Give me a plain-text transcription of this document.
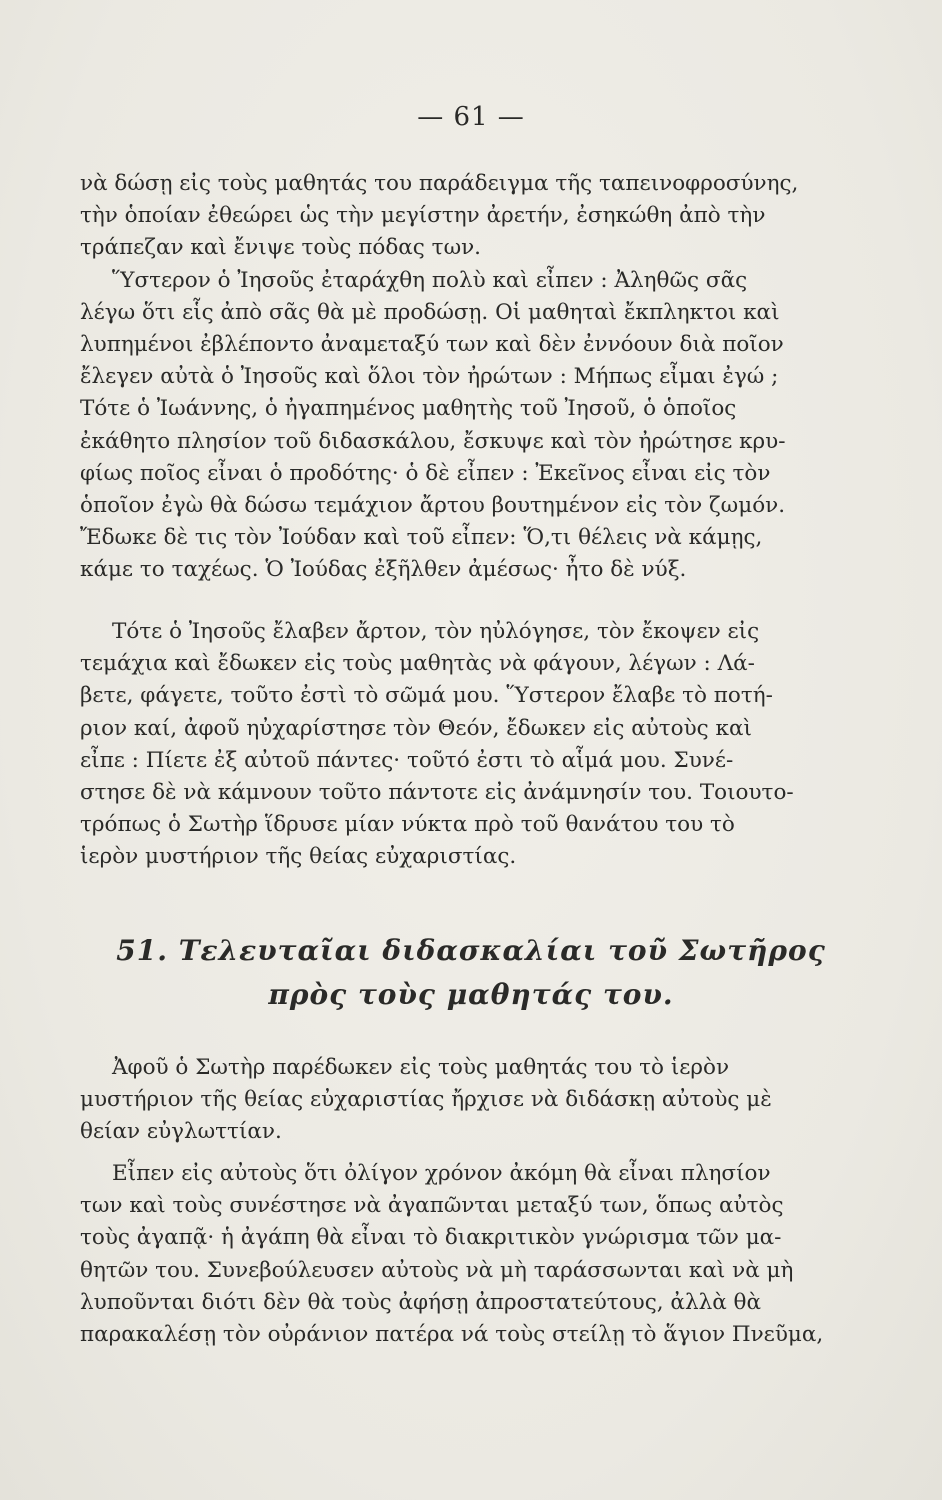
— 61 —
νὰ δώσῃ εἰς τοὺς μαθητάς του παράδειγμα τῆς ταπεινοφροσύνης,
τὴν ὁποίαν ἐθεώρει ὡς τὴν μεγίστην ἀρετήν, ἐσηκώθη ἀπὸ τὴν
τράπεζαν καὶ ἔνιψε τοὺς πόδας των.
Ὕστερον ὁ Ἰησοῦς ἐταράχθη πολὺ καὶ εἶπεν : Ἀληθῶς σᾶς
λέγω ὅτι εἷς ἀπὸ σᾶς θὰ μὲ προδώσῃ. Οἱ μαθηταὶ ἔκπληκτοι καὶ
λυπημένοι ἐβλέποντο ἀναμεταξύ των καὶ δὲν ἐννόουν διὰ ποῖον
ἔλεγεν αὐτὰ ὁ Ἰησοῦς καὶ ὅλοι τὸν ἠρώτων : Μήπως εἶμαι ἐγώ ;
Τότε ὁ Ἰωάννης, ὁ ἠγαπημένος μαθητὴς τοῦ Ἰησοῦ, ὁ ὁποῖος
ἐκάθητο πλησίον τοῦ διδασκάλου, ἔσκυψε καὶ τὸν ἠρώτησε κρυ-
φίως ποῖος εἶναι ὁ προδότης· ὁ δὲ εἶπεν : Ἐκεῖνος εἶναι εἰς τὸν
ὁποῖον ἐγὼ θὰ δώσω τεμάχιον ἄρτου βουτημένον εἰς τὸν ζωμόν.
Ἔδωκε δὲ τις τὸν Ἰούδαν καὶ τοῦ εἶπεν: Ὅ,τι θέλεις νὰ κάμῃς,
κάμε το ταχέως. Ὁ Ἰούδας ἐξῆλθεν ἀμέσως· ἦτο δὲ νύξ.
Τότε ὁ Ἰησοῦς ἔλαβεν ἄρτον, τὸν ηὐλόγησε, τὸν ἔκοψεν εἰς
τεμάχια καὶ ἔδωκεν εἰς τοὺς μαθητὰς νὰ φάγουν, λέγων : Λά-
βετε, φάγετε, τοῦτο ἐστὶ τὸ σῶμά μου. Ὕστερον ἔλαβε τὸ ποτή-
ριον καί, ἀφοῦ ηὐχαρίστησε τὸν Θεόν, ἔδωκεν εἰς αὐτοὺς καὶ
εἶπε : Πίετε ἐξ αὐτοῦ πάντες· τοῦτό ἐστι τὸ αἷμά μου. Συνέ-
στησε δὲ νὰ κάμνουν τοῦτο πάντοτε εἰς ἀνάμνησίν του. Τοιουτο-
τρόπως ὁ Σωτὴρ ἵδρυσε μίαν νύκτα πρὸ τοῦ θανάτου του τὸ
ἱερὸν μυστήριον τῆς θείας εὐχαριστίας.
51. Τελευταῖαι διδασκαλίαι τοῦ Σωτῆρος
πρὸς τοὺς μαθητάς του.
Ἀφοῦ ὁ Σωτὴρ παρέδωκεν εἰς τοὺς μαθητάς του τὸ ἱερὸν
μυστήριον τῆς θείας εὐχαριστίας ἤρχισε νὰ διδάσκῃ αὐτοὺς μὲ
θείαν εὐγλωττίαν.
Εἶπεν εἰς αὐτοὺς ὅτι ὀλίγον χρόνον ἀκόμη θὰ εἶναι πλησίον
των καὶ τοὺς συνέστησε νὰ ἀγαπῶνται μεταξύ των, ὅπως αὐτὸς
τοὺς ἀγαπᾷ· ἡ ἀγάπη θὰ εἶναι τὸ διακριτικὸν γνώρισμα τῶν μα-
θητῶν του. Συνεβούλευσεν αὐτοὺς νὰ μὴ ταράσσωνται καὶ νὰ μὴ
λυποῦνται διότι δὲν θὰ τοὺς ἀφήσῃ ἀπροστατεύτους, ἀλλὰ θὰ
παρακαλέσῃ τὸν οὐράνιον πατέρα νά τοὺς στείλῃ τὸ ἅγιον Πνεῦμα,
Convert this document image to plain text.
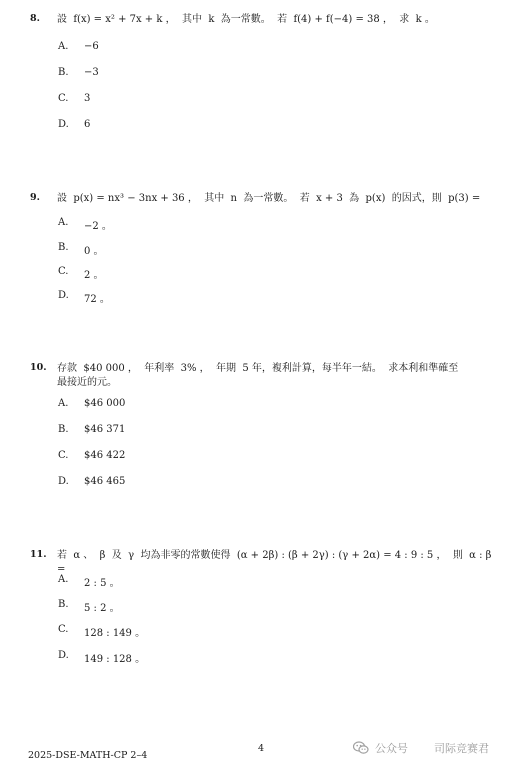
8. 設  f(x) = x² + 7x + k ，  其中  k  為一常數。  若  f(4) + f(−4) = 38 ，  求  k 。
A.	−6
B.	−3
C.	3
D.	6
9. 設  p(x) = nx³ − 3nx + 36 ，  其中  n  為一常數。  若  x + 3  為  p(x)  的因式，則  p(3) =
A.	−2 。
B.	0 。
C.	2 。
D.	72 。
10. 存款  $40 000 ，  年利率  3% ，  年期  5 年，複利計算，每半年一結。  求本利和準確至
最接近的元。
A.	$46 000
B.	$46 371
C.	$46 422
D.	$46 465
11. 若  α 、  β  及  γ  均為非零的常數使得  (α + 2β) : (β + 2γ) : (γ + 2α) = 4 : 9 : 5 ，  則  α : β =
A.	2 : 5 。
B.	5 : 2 。
C.	128 : 149 。
D.	149 : 128 。
2025-DSE-MATH-CP 2–4
4	公众号 司际竞赛君
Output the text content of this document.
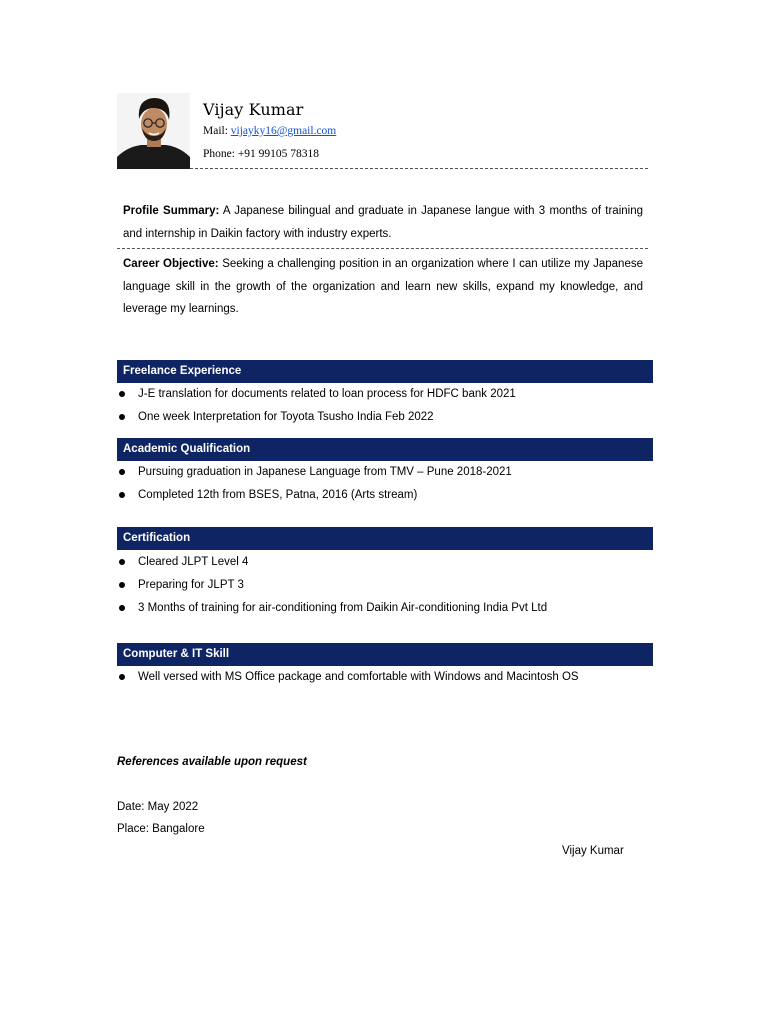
Vijay Kumar
Mail: vijayky16@gmail.com
Phone: +91 99105 78318
Profile Summary: A Japanese bilingual and graduate in Japanese langue with 3 months of training and internship in Daikin factory with industry experts.
Career Objective: Seeking a challenging position in an organization where I can utilize my Japanese language skill in the growth of the organization and learn new skills, expand my knowledge, and leverage my learnings.
Freelance Experience
J-E translation for documents related to loan process for HDFC bank 2021
One week Interpretation for Toyota Tsusho India Feb 2022
Academic Qualification
Pursuing graduation in Japanese Language from TMV – Pune 2018-2021
Completed 12th from BSES, Patna, 2016 (Arts stream)
Certification
Cleared JLPT Level 4
Preparing for JLPT 3
3 Months of training for air-conditioning from Daikin Air-conditioning India Pvt Ltd
Computer & IT Skill
Well versed with MS Office package and comfortable with Windows and Macintosh OS
References available upon request
Date: May 2022
Place: Bangalore
Vijay Kumar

⁂

# Challenge
Pick each line holding the word "Japanese" out of the data and copy it.

# Complete response
Profile Summary: A Japanese bilingual and graduate in Japanese langue with 3 months of training and internship in Daikin factory with industry experts.
Career Objective: Seeking a challenging position in an organization where I can utilize my Japanese language skill in the growth of the organization and learn new skills, expand my knowledge, and leverage my learnings.
Pursuing graduation in Japanese Language from TMV – Pune 2018-2021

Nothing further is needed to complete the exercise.